**Task brief**
Beneath this task is a listing. State how many of its lines include the string "退役军人和其他优抚对象提供购药优惠", giving nothing but the number.

**Dataset items**
☆ ☆ ☆

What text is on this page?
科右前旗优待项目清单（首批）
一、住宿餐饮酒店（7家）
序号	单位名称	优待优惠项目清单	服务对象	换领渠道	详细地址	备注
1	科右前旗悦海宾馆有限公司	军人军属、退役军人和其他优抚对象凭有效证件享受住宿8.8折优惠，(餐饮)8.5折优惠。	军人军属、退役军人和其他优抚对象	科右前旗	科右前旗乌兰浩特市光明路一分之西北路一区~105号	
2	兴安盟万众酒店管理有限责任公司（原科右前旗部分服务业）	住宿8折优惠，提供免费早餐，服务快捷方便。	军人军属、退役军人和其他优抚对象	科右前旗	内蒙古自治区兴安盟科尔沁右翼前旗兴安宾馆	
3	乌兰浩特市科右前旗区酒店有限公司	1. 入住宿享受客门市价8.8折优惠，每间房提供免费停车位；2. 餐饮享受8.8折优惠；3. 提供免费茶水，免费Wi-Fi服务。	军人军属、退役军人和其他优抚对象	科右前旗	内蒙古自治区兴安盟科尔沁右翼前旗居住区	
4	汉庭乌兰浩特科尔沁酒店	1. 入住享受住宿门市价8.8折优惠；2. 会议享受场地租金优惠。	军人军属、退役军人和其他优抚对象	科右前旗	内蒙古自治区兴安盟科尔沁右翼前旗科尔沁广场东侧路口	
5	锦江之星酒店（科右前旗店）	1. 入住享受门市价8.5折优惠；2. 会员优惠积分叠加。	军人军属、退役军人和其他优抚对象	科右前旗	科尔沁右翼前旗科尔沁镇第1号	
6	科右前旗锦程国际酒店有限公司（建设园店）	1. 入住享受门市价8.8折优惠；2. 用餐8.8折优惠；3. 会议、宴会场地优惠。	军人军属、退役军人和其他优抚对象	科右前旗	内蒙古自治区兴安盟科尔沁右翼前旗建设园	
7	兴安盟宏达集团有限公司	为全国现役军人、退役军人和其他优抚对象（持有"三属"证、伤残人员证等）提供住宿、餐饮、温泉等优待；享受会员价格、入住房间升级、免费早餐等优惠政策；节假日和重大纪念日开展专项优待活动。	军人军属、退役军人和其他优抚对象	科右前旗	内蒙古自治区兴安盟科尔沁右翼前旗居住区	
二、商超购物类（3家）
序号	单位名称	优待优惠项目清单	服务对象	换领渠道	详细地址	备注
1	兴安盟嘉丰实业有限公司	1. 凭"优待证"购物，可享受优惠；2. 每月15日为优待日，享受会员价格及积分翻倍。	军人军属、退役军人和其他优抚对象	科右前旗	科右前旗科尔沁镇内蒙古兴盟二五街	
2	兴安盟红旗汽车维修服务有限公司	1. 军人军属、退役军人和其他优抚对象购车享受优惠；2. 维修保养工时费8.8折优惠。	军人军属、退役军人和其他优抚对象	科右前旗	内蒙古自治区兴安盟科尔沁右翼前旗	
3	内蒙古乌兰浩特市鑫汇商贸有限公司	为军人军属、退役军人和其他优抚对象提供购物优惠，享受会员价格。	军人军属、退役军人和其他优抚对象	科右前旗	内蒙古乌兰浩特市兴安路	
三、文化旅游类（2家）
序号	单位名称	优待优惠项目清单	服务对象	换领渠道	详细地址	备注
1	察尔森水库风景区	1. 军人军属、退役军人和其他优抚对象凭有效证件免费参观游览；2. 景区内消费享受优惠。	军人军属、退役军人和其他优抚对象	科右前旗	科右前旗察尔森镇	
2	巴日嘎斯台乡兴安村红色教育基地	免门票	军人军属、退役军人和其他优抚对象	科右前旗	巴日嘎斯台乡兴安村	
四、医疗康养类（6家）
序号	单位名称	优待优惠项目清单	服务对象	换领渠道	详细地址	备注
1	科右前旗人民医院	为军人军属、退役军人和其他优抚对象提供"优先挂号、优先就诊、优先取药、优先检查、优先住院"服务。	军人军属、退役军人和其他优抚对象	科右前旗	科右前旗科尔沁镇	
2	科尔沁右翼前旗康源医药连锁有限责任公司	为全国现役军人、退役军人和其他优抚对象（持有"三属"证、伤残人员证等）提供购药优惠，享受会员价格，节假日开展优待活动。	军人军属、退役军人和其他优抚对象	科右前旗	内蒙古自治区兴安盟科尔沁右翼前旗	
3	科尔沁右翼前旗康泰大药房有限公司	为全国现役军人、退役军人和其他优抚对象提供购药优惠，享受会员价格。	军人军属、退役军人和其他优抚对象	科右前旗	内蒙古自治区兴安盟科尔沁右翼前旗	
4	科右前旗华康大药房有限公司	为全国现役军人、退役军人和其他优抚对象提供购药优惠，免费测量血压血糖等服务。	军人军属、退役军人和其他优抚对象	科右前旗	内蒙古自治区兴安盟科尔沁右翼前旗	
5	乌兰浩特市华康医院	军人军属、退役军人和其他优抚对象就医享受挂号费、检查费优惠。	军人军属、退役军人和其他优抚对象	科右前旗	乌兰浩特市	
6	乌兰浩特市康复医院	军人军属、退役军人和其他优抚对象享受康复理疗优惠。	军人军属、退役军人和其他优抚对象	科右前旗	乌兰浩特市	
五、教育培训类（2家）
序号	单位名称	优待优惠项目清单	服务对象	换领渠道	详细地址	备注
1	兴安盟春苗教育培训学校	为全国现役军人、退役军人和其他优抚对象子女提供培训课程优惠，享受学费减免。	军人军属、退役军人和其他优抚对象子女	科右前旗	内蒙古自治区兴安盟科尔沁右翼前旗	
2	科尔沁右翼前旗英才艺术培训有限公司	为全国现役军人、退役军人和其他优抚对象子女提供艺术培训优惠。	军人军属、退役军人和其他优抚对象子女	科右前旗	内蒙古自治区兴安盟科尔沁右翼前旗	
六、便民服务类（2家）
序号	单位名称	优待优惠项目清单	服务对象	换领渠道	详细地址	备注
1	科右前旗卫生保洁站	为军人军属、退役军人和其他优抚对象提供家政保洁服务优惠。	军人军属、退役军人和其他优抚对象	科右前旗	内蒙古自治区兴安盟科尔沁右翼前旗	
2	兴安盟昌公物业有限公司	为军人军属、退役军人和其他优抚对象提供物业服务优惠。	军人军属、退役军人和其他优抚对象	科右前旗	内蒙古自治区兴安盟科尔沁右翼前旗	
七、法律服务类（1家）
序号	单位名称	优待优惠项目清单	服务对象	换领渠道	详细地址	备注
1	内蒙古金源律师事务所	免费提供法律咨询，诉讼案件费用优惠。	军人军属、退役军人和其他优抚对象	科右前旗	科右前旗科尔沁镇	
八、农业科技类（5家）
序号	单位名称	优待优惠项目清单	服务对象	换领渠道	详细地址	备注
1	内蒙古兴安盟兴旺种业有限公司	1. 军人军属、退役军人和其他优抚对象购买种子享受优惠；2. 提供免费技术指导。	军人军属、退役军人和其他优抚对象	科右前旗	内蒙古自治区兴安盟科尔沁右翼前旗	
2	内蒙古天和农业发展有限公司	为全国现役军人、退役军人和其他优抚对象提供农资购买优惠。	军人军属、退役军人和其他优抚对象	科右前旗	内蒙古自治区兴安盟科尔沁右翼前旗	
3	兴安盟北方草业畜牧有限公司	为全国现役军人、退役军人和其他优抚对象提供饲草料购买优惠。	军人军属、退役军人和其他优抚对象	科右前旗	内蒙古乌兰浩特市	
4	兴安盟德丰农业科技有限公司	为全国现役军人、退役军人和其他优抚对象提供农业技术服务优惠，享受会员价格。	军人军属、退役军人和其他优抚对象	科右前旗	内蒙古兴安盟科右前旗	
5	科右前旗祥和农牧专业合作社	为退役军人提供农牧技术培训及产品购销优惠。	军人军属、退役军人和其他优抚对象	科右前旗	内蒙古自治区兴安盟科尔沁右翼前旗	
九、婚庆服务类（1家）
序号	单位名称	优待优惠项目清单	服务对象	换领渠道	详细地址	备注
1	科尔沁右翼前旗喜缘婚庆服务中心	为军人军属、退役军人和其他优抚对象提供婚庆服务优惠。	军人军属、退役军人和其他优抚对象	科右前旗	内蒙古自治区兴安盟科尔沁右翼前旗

☆ ☆ ☆

**Response**
2